++++ Data for analysis
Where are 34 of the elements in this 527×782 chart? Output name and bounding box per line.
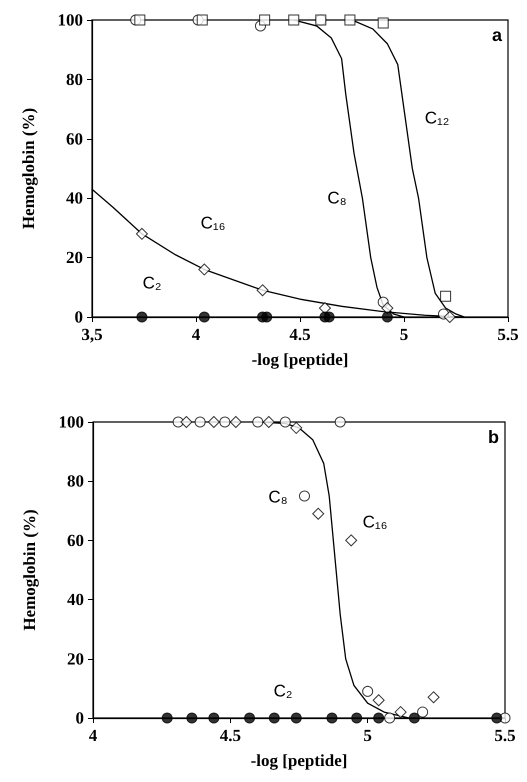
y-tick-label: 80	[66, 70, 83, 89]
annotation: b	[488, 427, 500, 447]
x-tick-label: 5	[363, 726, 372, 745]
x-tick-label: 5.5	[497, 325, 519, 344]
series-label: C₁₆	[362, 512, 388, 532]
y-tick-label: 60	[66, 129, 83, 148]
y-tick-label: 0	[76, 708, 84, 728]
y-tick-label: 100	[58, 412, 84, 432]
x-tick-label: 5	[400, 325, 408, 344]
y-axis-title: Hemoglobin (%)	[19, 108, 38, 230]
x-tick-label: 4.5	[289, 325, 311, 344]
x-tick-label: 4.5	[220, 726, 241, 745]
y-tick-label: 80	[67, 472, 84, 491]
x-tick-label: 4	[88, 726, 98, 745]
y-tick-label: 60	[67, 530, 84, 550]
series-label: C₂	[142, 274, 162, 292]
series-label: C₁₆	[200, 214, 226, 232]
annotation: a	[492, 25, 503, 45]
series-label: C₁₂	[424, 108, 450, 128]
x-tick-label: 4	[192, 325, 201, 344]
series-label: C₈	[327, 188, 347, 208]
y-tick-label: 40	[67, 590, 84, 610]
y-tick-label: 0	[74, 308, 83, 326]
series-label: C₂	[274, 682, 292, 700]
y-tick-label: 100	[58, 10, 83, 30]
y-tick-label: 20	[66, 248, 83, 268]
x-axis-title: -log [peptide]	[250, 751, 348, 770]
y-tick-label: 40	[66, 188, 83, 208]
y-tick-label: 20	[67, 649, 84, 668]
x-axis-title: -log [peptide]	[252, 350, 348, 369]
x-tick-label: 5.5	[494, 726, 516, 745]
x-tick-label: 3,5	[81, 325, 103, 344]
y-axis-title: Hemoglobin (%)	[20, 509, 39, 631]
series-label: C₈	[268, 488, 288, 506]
++++++++
Work to be completed: Using the material above, return every line that holds the string "annotation".

Exercise output:
annotation: b	[488, 427, 500, 447]
annotation: a	[492, 25, 503, 45]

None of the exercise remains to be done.